Task brief: Please copy out every line of the data word for word.

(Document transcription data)

________

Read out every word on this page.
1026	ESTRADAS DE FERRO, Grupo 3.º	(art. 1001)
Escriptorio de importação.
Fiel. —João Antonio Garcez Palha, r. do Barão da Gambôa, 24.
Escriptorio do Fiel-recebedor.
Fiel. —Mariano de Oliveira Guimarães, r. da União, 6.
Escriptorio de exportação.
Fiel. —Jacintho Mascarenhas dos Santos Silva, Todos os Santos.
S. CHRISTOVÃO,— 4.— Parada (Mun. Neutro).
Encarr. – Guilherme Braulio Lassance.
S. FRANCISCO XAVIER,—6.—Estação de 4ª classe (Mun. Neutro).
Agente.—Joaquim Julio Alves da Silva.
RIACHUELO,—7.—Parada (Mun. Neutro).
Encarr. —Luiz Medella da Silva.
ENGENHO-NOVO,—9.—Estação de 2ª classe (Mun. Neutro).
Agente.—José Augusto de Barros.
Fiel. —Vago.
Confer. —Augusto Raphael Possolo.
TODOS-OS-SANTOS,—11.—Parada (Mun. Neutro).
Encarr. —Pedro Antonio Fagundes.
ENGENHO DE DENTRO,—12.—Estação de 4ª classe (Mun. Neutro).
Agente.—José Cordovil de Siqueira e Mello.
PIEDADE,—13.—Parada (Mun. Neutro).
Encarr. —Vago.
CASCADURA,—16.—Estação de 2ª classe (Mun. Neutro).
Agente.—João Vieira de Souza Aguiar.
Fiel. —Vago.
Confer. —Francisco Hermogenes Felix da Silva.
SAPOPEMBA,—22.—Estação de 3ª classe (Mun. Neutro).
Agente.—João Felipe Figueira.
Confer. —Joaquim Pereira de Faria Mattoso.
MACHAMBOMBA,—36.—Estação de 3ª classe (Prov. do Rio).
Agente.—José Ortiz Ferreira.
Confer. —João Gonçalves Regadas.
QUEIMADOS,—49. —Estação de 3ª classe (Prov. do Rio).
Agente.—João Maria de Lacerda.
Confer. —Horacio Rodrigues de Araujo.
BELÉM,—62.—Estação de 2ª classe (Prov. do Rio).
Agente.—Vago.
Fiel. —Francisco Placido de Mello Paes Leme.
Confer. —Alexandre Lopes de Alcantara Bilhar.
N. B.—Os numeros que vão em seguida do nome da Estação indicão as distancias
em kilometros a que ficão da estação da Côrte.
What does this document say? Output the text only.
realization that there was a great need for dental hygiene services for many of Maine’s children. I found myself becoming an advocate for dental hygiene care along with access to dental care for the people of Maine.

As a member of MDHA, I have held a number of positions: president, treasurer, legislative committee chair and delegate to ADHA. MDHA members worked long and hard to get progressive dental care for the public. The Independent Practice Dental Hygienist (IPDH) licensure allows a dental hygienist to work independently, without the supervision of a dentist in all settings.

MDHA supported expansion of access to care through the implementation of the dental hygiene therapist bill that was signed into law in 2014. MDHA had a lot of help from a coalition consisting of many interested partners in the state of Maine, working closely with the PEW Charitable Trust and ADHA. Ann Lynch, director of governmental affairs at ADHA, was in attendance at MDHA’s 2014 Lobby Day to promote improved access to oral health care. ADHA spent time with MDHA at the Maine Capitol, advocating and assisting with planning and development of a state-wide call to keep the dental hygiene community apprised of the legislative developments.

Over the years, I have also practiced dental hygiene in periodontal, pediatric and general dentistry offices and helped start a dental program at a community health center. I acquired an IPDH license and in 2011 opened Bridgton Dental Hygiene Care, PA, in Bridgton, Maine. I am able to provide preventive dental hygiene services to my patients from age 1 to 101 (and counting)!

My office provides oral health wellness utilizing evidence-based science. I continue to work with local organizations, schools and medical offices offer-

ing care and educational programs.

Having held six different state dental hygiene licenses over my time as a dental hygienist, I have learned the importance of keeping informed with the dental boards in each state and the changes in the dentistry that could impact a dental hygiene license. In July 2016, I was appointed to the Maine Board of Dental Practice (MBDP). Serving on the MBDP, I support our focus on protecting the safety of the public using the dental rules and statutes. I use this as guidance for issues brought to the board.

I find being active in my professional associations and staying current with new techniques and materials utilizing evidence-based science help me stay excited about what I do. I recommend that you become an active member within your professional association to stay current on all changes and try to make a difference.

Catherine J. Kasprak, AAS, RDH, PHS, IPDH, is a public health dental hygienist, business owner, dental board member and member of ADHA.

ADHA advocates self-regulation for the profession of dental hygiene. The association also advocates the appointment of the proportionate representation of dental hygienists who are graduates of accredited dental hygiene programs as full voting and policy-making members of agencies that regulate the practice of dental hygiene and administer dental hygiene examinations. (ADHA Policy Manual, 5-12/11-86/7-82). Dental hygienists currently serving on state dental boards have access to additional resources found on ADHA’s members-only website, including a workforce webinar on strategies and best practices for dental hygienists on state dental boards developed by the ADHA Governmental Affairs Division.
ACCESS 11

________

Result of the task:
Read out every word on this page.
1026	ESTRADAS DE FERRO, Grupo 3.º	(art. 1001)
Escriptorio de importação.
Fiel. —João Antonio Garcez Palha, r. do Barão da Gambôa, 24.
Escriptorio do Fiel-recebedor.
Fiel. —Mariano de Oliveira Guimarães, r. da União, 6.
Escriptorio de exportação.
Fiel. —Jacintho Mascarenhas dos Santos Silva, Todos os Santos.
S. CHRISTOVÃO,— 4.— Parada (Mun. Neutro).
Encarr. – Guilherme Braulio Lassance.
S. FRANCISCO XAVIER,—6.—Estação de 4ª classe (Mun. Neutro).
Agente.—Joaquim Julio Alves da Silva.
RIACHUELO,—7.—Parada (Mun. Neutro).
Encarr. —Luiz Medella da Silva.
ENGENHO-NOVO,—9.—Estação de 2ª classe (Mun. Neutro).
Agente.—José Augusto de Barros.
Fiel. —Vago.
Confer. —Augusto Raphael Possolo.
TODOS-OS-SANTOS,—11.—Parada (Mun. Neutro).
Encarr. —Pedro Antonio Fagundes.
ENGENHO DE DENTRO,—12.—Estação de 4ª classe (Mun. Neutro).
Agente.—José Cordovil de Siqueira e Mello.
PIEDADE,—13.—Parada (Mun. Neutro).
Encarr. —Vago.
CASCADURA,—16.—Estação de 2ª classe (Mun. Neutro).
Agente.—João Vieira de Souza Aguiar.
Fiel. —Vago.
Confer. —Francisco Hermogenes Felix da Silva.
SAPOPEMBA,—22.—Estação de 3ª classe (Mun. Neutro).
Agente.—João Felipe Figueira.
Confer. —Joaquim Pereira de Faria Mattoso.
MACHAMBOMBA,—36.—Estação de 3ª classe (Prov. do Rio).
Agente.—José Ortiz Ferreira.
Confer. —João Gonçalves Regadas.
QUEIMADOS,—49. —Estação de 3ª classe (Prov. do Rio).
Agente.—João Maria de Lacerda.
Confer. —Horacio Rodrigues de Araujo.
BELÉM,—62.—Estação de 2ª classe (Prov. do Rio).
Agente.—Vago.
Fiel. —Francisco Placido de Mello Paes Leme.
Confer. —Alexandre Lopes de Alcantara Bilhar.
N. B.—Os numeros que vão em seguida do nome da Estação indicão as distancias
em kilometros a que ficão da estação da Côrte.
What does this document say? Output the text only.
realization that there was a great need for dental hygiene services for many of Maine’s children. I found myself becoming an advocate for dental hygiene care along with access to dental care for the people of Maine.

As a member of MDHA, I have held a number of positions: president, treasurer, legislative committee chair and delegate to ADHA. MDHA members worked long and hard to get progressive dental care for the public. The Independent Practice Dental Hygienist (IPDH) licensure allows a dental hygienist to work independently, without the supervision of a dentist in all settings.

MDHA supported expansion of access to care through the implementation of the dental hygiene therapist bill that was signed into law in 2014. MDHA had a lot of help from a coalition consisting of many interested partners in the state of Maine, working closely with the PEW Charitable Trust and ADHA. Ann Lynch, director of governmental affairs at ADHA, was in attendance at MDHA’s 2014 Lobby Day to promote improved access to oral health care. ADHA spent time with MDHA at the Maine Capitol, advocating and assisting with planning and development of a state-wide call to keep the dental hygiene community apprised of the legislative developments.

Over the years, I have also practiced dental hygiene in periodontal, pediatric and general dentistry offices and helped start a dental program at a community health center. I acquired an IPDH license and in 2011 opened Bridgton Dental Hygiene Care, PA, in Bridgton, Maine. I am able to provide preventive dental hygiene services to my patients from age 1 to 101 (and counting)!

My office provides oral health wellness utilizing evidence-based science. I continue to work with local organizations, schools and medical offices offer-

ing care and educational programs.

Having held six different state dental hygiene licenses over my time as a dental hygienist, I have learned the importance of keeping informed with the dental boards in each state and the changes in the dentistry that could impact a dental hygiene license. In July 2016, I was appointed to the Maine Board of Dental Practice (MBDP). Serving on the MBDP, I support our focus on protecting the safety of the public using the dental rules and statutes. I use this as guidance for issues brought to the board.

I find being active in my professional associations and staying current with new techniques and materials utilizing evidence-based science help me stay excited about what I do. I recommend that you become an active member within your professional association to stay current on all changes and try to make a difference.

Catherine J. Kasprak, AAS, RDH, PHS, IPDH, is a public health dental hygienist, business owner, dental board member and member of ADHA.

ADHA advocates self-regulation for the profession of dental hygiene. The association also advocates the appointment of the proportionate representation of dental hygienists who are graduates of accredited dental hygiene programs as full voting and policy-making members of agencies that regulate the practice of dental hygiene and administer dental hygiene examinations. (ADHA Policy Manual, 5-12/11-86/7-82). Dental hygienists currently serving on state dental boards have access to additional resources found on ADHA’s members-only website, including a workforce webinar on strategies and best practices for dental hygienists on state dental boards developed by the ADHA Governmental Affairs Division.
ACCESS 11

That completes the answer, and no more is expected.